— Begin Supplied material —

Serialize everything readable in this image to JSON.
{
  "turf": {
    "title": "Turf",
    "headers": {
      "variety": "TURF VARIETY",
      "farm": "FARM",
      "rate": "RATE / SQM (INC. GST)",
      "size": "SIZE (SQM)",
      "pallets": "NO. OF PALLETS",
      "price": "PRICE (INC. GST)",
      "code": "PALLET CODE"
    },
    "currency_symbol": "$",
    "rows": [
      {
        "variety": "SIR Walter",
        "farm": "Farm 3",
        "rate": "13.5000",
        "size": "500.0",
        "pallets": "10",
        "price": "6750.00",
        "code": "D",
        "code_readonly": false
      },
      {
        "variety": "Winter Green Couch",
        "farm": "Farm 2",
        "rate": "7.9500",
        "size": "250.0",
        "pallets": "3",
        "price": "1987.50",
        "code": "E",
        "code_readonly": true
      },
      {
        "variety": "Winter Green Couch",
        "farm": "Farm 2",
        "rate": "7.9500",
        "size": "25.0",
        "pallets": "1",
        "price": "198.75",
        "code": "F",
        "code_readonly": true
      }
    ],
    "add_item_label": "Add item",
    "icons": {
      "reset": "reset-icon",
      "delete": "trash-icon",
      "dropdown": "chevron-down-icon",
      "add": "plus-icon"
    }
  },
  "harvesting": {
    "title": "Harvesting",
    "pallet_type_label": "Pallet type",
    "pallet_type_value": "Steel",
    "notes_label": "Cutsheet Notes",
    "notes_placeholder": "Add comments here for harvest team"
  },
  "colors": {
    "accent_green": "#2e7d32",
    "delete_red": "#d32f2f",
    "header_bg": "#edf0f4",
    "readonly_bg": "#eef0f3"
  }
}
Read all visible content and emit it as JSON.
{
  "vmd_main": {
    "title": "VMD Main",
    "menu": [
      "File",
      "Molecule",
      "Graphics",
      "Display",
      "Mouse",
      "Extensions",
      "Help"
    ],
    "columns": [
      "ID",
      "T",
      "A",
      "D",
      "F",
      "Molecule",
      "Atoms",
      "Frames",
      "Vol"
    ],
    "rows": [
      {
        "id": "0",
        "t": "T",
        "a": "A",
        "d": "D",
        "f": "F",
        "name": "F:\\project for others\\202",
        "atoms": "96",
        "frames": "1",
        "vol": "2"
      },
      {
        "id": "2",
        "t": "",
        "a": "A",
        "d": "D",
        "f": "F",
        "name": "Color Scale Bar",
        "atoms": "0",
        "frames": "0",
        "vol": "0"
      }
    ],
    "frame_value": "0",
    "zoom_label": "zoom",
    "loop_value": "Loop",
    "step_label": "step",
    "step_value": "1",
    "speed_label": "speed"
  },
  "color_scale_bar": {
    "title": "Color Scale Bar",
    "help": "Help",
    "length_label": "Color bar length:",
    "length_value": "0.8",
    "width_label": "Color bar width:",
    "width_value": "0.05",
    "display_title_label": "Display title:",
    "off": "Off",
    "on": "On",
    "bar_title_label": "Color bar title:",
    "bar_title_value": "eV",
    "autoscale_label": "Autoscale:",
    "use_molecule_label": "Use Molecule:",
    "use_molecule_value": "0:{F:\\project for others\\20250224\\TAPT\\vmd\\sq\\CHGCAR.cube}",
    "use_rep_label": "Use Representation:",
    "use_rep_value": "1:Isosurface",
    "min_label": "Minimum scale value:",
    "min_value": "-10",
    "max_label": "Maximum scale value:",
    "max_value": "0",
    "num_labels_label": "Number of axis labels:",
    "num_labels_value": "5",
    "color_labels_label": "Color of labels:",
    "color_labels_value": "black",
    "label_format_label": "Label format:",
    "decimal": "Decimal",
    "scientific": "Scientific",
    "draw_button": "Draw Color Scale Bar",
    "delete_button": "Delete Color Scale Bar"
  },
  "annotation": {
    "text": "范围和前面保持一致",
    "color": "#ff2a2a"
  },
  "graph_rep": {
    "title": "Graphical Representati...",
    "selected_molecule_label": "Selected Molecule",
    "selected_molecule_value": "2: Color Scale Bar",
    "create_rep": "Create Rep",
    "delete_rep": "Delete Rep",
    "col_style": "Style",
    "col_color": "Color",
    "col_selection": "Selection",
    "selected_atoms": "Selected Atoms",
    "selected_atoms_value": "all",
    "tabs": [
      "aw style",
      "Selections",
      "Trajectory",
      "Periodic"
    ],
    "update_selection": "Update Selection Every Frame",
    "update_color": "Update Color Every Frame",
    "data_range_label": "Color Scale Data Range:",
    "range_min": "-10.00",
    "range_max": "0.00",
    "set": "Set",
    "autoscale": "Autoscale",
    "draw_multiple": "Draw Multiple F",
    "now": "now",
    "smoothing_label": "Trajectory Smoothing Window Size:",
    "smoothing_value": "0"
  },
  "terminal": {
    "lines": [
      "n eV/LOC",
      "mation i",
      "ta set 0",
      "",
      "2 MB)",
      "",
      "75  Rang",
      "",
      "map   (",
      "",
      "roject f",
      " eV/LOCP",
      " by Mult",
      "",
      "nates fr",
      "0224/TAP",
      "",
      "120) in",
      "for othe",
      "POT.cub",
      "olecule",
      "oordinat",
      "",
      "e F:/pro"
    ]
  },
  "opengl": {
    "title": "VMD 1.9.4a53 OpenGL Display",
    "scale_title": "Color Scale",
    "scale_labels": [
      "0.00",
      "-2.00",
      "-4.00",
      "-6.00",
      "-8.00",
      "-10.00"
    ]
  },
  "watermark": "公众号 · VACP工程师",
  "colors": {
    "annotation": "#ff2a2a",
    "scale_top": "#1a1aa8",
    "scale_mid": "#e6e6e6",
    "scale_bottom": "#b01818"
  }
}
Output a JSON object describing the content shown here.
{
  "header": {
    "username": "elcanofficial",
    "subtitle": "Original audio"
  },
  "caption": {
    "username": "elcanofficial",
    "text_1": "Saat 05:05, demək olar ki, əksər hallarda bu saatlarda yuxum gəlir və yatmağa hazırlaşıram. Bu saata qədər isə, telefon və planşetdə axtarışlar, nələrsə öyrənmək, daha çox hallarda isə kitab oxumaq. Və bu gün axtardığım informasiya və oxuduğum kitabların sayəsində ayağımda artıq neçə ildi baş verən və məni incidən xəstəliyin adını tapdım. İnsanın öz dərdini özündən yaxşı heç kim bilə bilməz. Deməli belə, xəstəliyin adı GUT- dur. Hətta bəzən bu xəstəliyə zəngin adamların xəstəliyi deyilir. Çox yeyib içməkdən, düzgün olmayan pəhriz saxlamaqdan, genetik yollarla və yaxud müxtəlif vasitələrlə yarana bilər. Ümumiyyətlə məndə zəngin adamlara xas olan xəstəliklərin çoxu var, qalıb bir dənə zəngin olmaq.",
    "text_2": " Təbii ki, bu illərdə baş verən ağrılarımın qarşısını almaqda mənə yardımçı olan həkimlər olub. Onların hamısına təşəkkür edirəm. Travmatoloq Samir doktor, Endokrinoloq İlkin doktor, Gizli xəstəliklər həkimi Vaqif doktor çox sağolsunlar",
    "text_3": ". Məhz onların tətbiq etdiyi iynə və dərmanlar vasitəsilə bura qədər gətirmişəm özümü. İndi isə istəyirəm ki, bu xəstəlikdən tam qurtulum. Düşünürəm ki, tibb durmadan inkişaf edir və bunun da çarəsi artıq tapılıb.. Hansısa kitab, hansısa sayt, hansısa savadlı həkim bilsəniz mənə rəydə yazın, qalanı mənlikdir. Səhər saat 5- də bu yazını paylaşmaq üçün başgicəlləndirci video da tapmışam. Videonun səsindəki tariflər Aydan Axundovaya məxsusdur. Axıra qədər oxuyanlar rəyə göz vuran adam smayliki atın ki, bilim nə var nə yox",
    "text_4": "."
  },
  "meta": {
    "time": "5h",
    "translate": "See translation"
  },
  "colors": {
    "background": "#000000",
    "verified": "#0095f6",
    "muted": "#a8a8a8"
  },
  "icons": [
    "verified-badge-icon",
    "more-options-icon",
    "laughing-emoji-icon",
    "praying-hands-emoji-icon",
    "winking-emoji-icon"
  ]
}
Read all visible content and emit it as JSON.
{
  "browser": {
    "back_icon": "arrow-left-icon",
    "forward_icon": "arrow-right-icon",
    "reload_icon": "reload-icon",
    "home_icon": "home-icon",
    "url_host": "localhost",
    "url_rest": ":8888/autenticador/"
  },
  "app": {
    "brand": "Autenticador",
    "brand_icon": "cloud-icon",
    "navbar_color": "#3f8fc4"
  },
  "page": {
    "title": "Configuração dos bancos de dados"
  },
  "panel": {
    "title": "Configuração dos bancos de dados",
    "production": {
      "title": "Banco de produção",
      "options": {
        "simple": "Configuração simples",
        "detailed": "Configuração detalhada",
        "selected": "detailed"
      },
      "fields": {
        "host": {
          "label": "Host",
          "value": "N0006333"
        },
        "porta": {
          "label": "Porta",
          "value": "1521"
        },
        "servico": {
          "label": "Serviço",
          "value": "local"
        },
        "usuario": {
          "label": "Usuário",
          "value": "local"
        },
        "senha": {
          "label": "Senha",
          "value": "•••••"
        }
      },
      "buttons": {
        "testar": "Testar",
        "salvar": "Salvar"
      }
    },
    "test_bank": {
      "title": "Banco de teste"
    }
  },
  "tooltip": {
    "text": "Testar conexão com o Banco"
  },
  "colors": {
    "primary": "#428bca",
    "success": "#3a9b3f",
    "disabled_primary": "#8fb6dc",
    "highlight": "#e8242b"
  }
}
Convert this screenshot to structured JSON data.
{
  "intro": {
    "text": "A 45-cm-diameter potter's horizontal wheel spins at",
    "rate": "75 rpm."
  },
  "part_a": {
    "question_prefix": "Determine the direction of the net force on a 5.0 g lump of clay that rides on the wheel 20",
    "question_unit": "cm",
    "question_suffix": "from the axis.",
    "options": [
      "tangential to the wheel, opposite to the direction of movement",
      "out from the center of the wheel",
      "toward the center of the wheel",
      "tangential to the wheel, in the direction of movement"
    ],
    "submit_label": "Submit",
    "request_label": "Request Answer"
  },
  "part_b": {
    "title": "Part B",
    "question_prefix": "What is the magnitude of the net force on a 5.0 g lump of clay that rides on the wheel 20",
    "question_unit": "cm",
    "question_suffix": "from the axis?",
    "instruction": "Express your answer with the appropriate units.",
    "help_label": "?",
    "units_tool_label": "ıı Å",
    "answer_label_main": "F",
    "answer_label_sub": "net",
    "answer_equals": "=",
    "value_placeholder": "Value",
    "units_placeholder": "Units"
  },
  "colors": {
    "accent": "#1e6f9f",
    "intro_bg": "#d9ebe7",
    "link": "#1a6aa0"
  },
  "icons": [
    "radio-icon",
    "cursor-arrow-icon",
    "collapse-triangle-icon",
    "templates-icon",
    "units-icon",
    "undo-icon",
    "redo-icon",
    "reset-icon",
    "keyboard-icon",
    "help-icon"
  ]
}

— End Supplied material —

Directive. Return each full line of the entries that contains the word "force".

Solution for this exercise.
    "question_prefix": "Determine the direction of the net force on a 5.0 g lump of clay that rides on the wheel 20",
    "question_prefix": "What is the magnitude of the net force on a 5.0 g lump of clay that rides on the wheel 20",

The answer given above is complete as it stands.